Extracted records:

"""

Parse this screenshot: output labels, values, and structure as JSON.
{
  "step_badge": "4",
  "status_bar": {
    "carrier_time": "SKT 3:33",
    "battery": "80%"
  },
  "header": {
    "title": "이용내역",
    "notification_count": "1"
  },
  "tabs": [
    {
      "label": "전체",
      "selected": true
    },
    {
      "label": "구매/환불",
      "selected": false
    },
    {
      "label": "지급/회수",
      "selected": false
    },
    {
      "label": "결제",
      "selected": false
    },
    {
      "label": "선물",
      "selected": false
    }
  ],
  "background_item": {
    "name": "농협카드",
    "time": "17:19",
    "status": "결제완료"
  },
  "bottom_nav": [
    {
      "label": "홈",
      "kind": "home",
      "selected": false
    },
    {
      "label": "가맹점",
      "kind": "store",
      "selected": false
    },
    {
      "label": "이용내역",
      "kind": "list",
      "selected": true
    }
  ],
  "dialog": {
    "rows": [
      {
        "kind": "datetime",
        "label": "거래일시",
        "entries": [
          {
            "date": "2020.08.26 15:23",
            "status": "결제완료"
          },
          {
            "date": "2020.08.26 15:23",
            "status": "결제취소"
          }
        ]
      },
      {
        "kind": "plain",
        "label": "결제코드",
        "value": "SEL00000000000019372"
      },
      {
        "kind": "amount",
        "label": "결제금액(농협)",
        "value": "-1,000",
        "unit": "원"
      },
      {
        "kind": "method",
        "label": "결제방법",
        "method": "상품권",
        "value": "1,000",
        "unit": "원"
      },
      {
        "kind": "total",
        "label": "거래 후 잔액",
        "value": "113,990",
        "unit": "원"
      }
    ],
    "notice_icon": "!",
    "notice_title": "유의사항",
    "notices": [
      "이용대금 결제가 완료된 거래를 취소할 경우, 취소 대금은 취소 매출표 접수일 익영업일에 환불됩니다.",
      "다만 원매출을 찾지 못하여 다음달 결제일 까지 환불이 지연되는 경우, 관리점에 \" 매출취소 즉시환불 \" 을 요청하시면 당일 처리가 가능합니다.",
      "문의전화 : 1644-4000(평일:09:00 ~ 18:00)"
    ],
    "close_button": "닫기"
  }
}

"""

What is being asked:
Reproduce the records in full, exactly as written.

Solution for this problem:
Parse this screenshot: output labels, values, and structure as JSON.
{
  "step_badge": "4",
  "status_bar": {
    "carrier_time": "SKT 3:33",
    "battery": "80%"
  },
  "header": {
    "title": "이용내역",
    "notification_count": "1"
  },
  "tabs": [
    {
      "label": "전체",
      "selected": true
    },
    {
      "label": "구매/환불",
      "selected": false
    },
    {
      "label": "지급/회수",
      "selected": false
    },
    {
      "label": "결제",
      "selected": false
    },
    {
      "label": "선물",
      "selected": false
    }
  ],
  "background_item": {
    "name": "농협카드",
    "time": "17:19",
    "status": "결제완료"
  },
  "bottom_nav": [
    {
      "label": "홈",
      "kind": "home",
      "selected": false
    },
    {
      "label": "가맹점",
      "kind": "store",
      "selected": false
    },
    {
      "label": "이용내역",
      "kind": "list",
      "selected": true
    }
  ],
  "dialog": {
    "rows": [
      {
        "kind": "datetime",
        "label": "거래일시",
        "entries": [
          {
            "date": "2020.08.26 15:23",
            "status": "결제완료"
          },
          {
            "date": "2020.08.26 15:23",
            "status": "결제취소"
          }
        ]
      },
      {
        "kind": "plain",
        "label": "결제코드",
        "value": "SEL00000000000019372"
      },
      {
        "kind": "amount",
        "label": "결제금액(농협)",
        "value": "-1,000",
        "unit": "원"
      },
      {
        "kind": "method",
        "label": "결제방법",
        "method": "상품권",
        "value": "1,000",
        "unit": "원"
      },
      {
        "kind": "total",
        "label": "거래 후 잔액",
        "value": "113,990",
        "unit": "원"
      }
    ],
    "notice_icon": "!",
    "notice_title": "유의사항",
    "notices": [
      "이용대금 결제가 완료된 거래를 취소할 경우, 취소 대금은 취소 매출표 접수일 익영업일에 환불됩니다.",
      "다만 원매출을 찾지 못하여 다음달 결제일 까지 환불이 지연되는 경우, 관리점에 \" 매출취소 즉시환불 \" 을 요청하시면 당일 처리가 가능합니다.",
      "문의전화 : 1644-4000(평일:09:00 ~ 18:00)"
    ],
    "close_button": "닫기"
  }
}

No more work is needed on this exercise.